What the task requires = Repeat every entry word for word, skipping the pictures.

Input data =

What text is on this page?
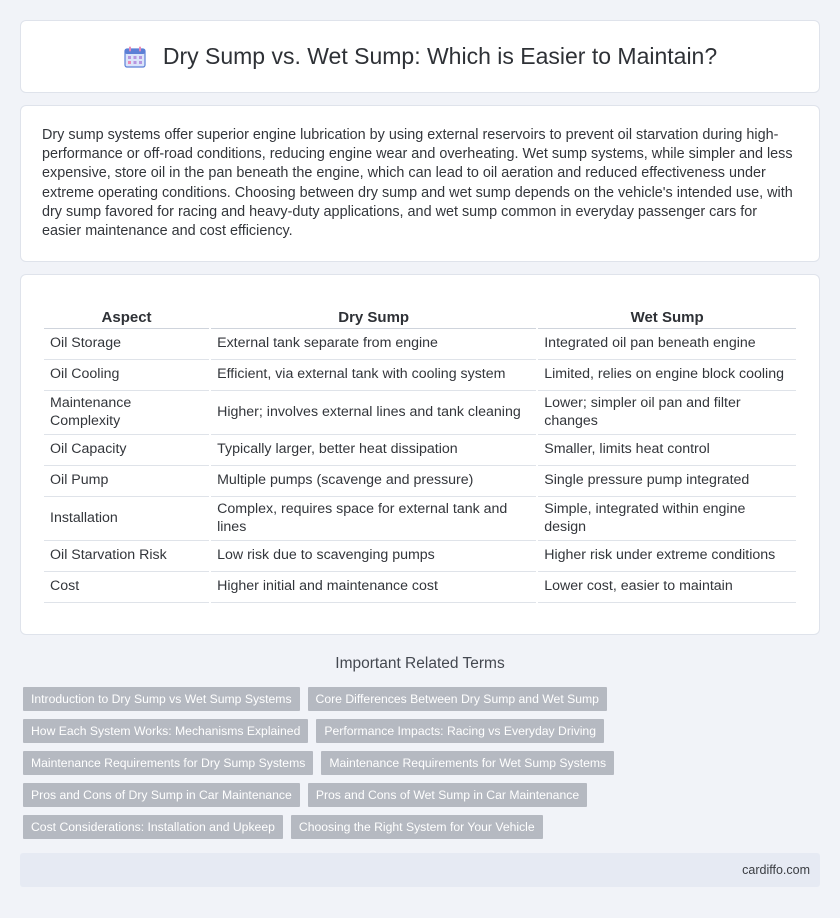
Dry Sump vs. Wet Sump: Which is Easier to Maintain?

Dry sump systems offer superior engine lubrication by using external reservoirs to prevent oil starvation during high-performance or off-road conditions, reducing engine wear and overheating. Wet sump systems, while simpler and less expensive, store oil in the pan beneath the engine, which can lead to oil aeration and reduced effectiveness under extreme operating conditions. Choosing between dry sump and wet sump depends on the vehicle's intended use, with dry sump favored for racing and heavy-duty applications, and wet sump common in everyday passenger cars for easier maintenance and cost efficiency.

Aspect	Dry Sump	Wet Sump
Oil Storage	External tank separate from engine	Integrated oil pan beneath engine
Oil Cooling	Efficient, via external tank with cooling system	Limited, relies on engine block cooling
Maintenance Complexity	Higher; involves external lines and tank cleaning	Lower; simpler oil pan and filter changes
Oil Capacity	Typically larger, better heat dissipation	Smaller, limits heat control
Oil Pump	Multiple pumps (scavenge and pressure)	Single pressure pump integrated
Installation	Complex, requires space for external tank and lines	Simple, integrated within engine design
Oil Starvation Risk	Low risk due to scavenging pumps	Higher risk under extreme conditions
Cost	Higher initial and maintenance cost	Lower cost, easier to maintain
Important Related Terms
Introduction to Dry Sump vs Wet Sump Systems	Core Differences Between Dry Sump and Wet Sump
How Each System Works: Mechanisms Explained	Performance Impacts: Racing vs Everyday Driving
Maintenance Requirements for Dry Sump Systems	Maintenance Requirements for Wet Sump Systems
Pros and Cons of Dry Sump in Car Maintenance	Pros and Cons of Wet Sump in Car Maintenance
Cost Considerations: Installation and Upkeep	Choosing the Right System for Your Vehicle
cardiffo.com
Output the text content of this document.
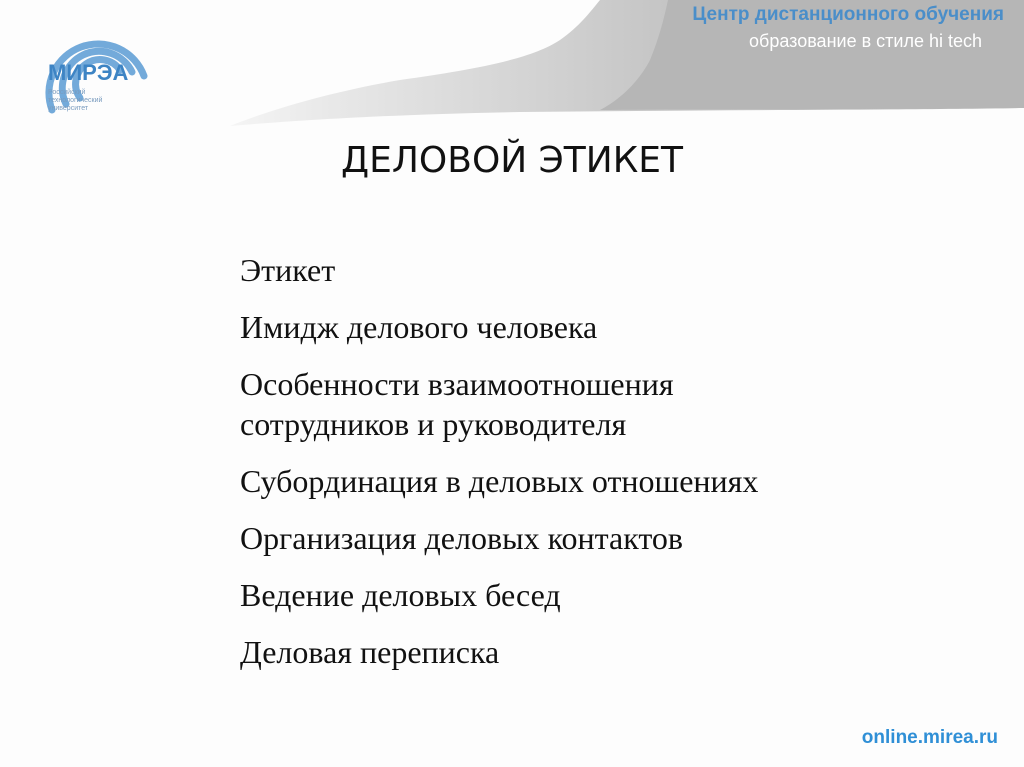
МИРЭА
Российский технологический университет
Центр дистанционного обучения
образование в стиле hi tech
ДЕЛОВОЙ ЭТИКЕТ
Этикет
Имидж делового человека
Особенности взаимоотношения
сотрудников и руководителя
Субординация в деловых отношениях
Организация деловых контактов
Ведение деловых бесед
Деловая переписка
online.mirea.ru
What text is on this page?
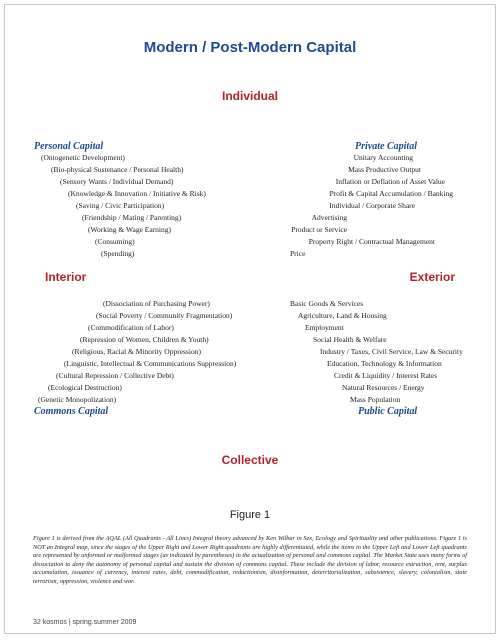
Modern / Post-Modern Capital
Individual
Personal Capital
(Ontogenetic Development)
(Bio-physical Sustenance / Personal Health)
(Sensory Wants / Individual Demand)
(Knowledge & Innovation / Initiative & Risk)
(Saving / Civic Participation)
(Friendship / Mating / Parenting)
(Working & Wage Earning)
(Consuming)
(Spending)
Private Capital
Unitary Accounting
Mass Productive Output
Inflation or Deflation of Asset Value
Profit & Capital Accumulation / Banking
Individual / Corporate Share
Advertising
Product or Service
Property Right / Contractual Management
Price
Interior	Exterior
(Dissociation of Purchasing Power)
(Social Poverty / Community Fragmentation)
(Commodification of Labor)
(Repression of Women, Children & Youth)
(Religious, Racial & Minority Oppression)
(Linguistic, Intellectual & Communications Suppression)
(Cultural Repression / Collective Debt)
(Ecological Destruction)
(Genetic Monopolization)
Commons Capital
Basic Goods & Services
Agriculture, Land & Housing
Employment
Social Health & Welfare
Industry / Taxes, Civil Service, Law & Security
Education, Technology & Information
Credit & Liquidity / Interest Rates
Natural Resources / Energy
Mass Population
Public Capital
Collective
Figure 1
Figure 1 is derived from the AQAL (All Quadrants - All Lines) Integral theory advanced by Ken Wilbur in Sex, Ecology and Spirituality and other publications. Figure 1 is NOT an Integral map, since the stages of the Upper Right and Lower Right quadrants are highly differentiated, while the items in the Upper Left and Lower Left quadrants are represented by unformed or malformed stages (as indicated by parentheses) in the actualization of personal and commons capital. The Market State uses many forms of dissociation to deny the autonomy of personal capital and sustain the division of commons capital. These include the division of labor, resource extraction, rent, surplus accumulation, issuance of currency, interest rates, debt, commodification, reductionism, disinformation, deterritorialization, subsistence, slavery, colonialism, state terrorism, oppression, violence and war.
32 kosmos | spring.summer 2009
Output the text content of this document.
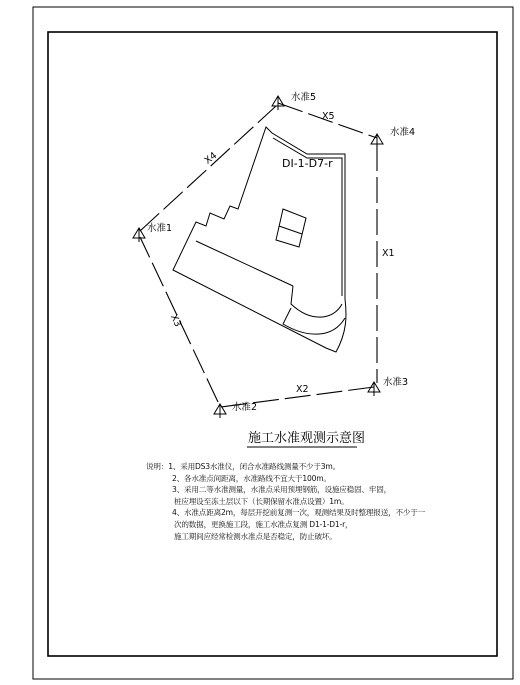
DI-1-D7-r
水准5
水准4
水准1
水准3
水准2
X5
X4
X1
X3
X2
施工水准观测示意图
说明：1、采用DS3水准仪，闭合水准路线测量不少于3m。
2、各水准点间距离，水准路线不宜大于100m。
3、采用二等水准测量，水准点采用预埋钢筋，设施应稳固、牢固，
桩应埋设至冻土层以下（长期保留水准点设置）1m。
4、水准点距离2m，每层开挖前复测一次，观测结果及时整理报送，不少于一
次的数据，更换施工段，施工水准点复测 D1-1-D1-r，
施工期间应经常检测水准点是否稳定，防止破坏。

Task response =
What text is on this page?
Dry Sump vs. Wet Sump: Which is Easier to Maintain?

Dry sump systems offer superior engine lubrication by using external reservoirs to prevent oil starvation during high-performance or off-road conditions, reducing engine wear and overheating. Wet sump systems, while simpler and less expensive, store oil in the pan beneath the engine, which can lead to oil aeration and reduced effectiveness under extreme operating conditions. Choosing between dry sump and wet sump depends on the vehicle's intended use, with dry sump favored for racing and heavy-duty applications, and wet sump common in everyday passenger cars for easier maintenance and cost efficiency.

Aspect	Dry Sump	Wet Sump
Oil Storage	External tank separate from engine	Integrated oil pan beneath engine
Oil Cooling	Efficient, via external tank with cooling system	Limited, relies on engine block cooling
Maintenance Complexity	Higher; involves external lines and tank cleaning	Lower; simpler oil pan and filter changes
Oil Capacity	Typically larger, better heat dissipation	Smaller, limits heat control
Oil Pump	Multiple pumps (scavenge and pressure)	Single pressure pump integrated
Installation	Complex, requires space for external tank and lines	Simple, integrated within engine design
Oil Starvation Risk	Low risk due to scavenging pumps	Higher risk under extreme conditions
Cost	Higher initial and maintenance cost	Lower cost, easier to maintain
Important Related Terms
Introduction to Dry Sump vs Wet Sump Systems	Core Differences Between Dry Sump and Wet Sump
How Each System Works: Mechanisms Explained	Performance Impacts: Racing vs Everyday Driving
Maintenance Requirements for Dry Sump Systems	Maintenance Requirements for Wet Sump Systems
Pros and Cons of Dry Sump in Car Maintenance	Pros and Cons of Wet Sump in Car Maintenance
Cost Considerations: Installation and Upkeep	Choosing the Right System for Your Vehicle
cardiffo.com
Output the text content of this document.
МИРЭА
Российский технологический университет
Центр дистанционного обучения
образование в стиле hi tech
ДЕЛОВОЙ ЭТИКЕТ
Этикет
Имидж делового человека
Особенности взаимоотношения
сотрудников и руководителя
Субординация в деловых отношениях
Организация деловых контактов
Ведение деловых бесед
Деловая переписка
online.mirea.ru
What text is on this page?
Modern / Post-Modern Capital
Individual
Personal Capital
(Ontogenetic Development)
(Bio-physical Sustenance / Personal Health)
(Sensory Wants / Individual Demand)
(Knowledge & Innovation / Initiative & Risk)
(Saving / Civic Participation)
(Friendship / Mating / Parenting)
(Working & Wage Earning)
(Consuming)
(Spending)
Private Capital
Unitary Accounting
Mass Productive Output
Inflation or Deflation of Asset Value
Profit & Capital Accumulation / Banking
Individual / Corporate Share
Advertising
Product or Service
Property Right / Contractual Management
Price
Interior	Exterior
(Dissociation of Purchasing Power)
(Social Poverty / Community Fragmentation)
(Commodification of Labor)
(Repression of Women, Children & Youth)
(Religious, Racial & Minority Oppression)
(Linguistic, Intellectual & Communications Suppression)
(Cultural Repression / Collective Debt)
(Ecological Destruction)
(Genetic Monopolization)
Commons Capital
Basic Goods & Services
Agriculture, Land & Housing
Employment
Social Health & Welfare
Industry / Taxes, Civil Service, Law & Security
Education, Technology & Information
Credit & Liquidity / Interest Rates
Natural Resources / Energy
Mass Population
Public Capital
Collective
Figure 1
Figure 1 is derived from the AQAL (All Quadrants - All Lines) Integral theory advanced by Ken Wilbur in Sex, Ecology and Spirituality and other publications. Figure 1 is NOT an Integral map, since the stages of the Upper Right and Lower Right quadrants are highly differentiated, while the items in the Upper Left and Lower Left quadrants are represented by unformed or malformed stages (as indicated by parentheses) in the actualization of personal and commons capital. The Market State uses many forms of dissociation to deny the autonomy of personal capital and sustain the division of commons capital. These include the division of labor, resource extraction, rent, surplus accumulation, issuance of currency, interest rates, debt, commodification, reductionism, disinformation, deterritorialization, subsistence, slavery, colonialism, state terrorism, oppression, violence and war.
32 kosmos | spring.summer 2009
Output the text content of this document.
DI-1-D7-r
水准5
水准4
水准1
水准3
水准2
X5
X4
X1
X3
X2
施工水准观测示意图
说明：1、采用DS3水准仪，闭合水准路线测量不少于3m。
2、各水准点间距离，水准路线不宜大于100m。
3、采用二等水准测量，水准点采用预埋钢筋，设施应稳固、牢固，
桩应埋设至冻土层以下（长期保留水准点设置）1m。
4、水准点距离2m，每层开挖前复测一次，观测结果及时整理报送，不少于一
次的数据，更换施工段，施工水准点复测 D1-1-D1-r，
施工期间应经常检测水准点是否稳定，防止破坏。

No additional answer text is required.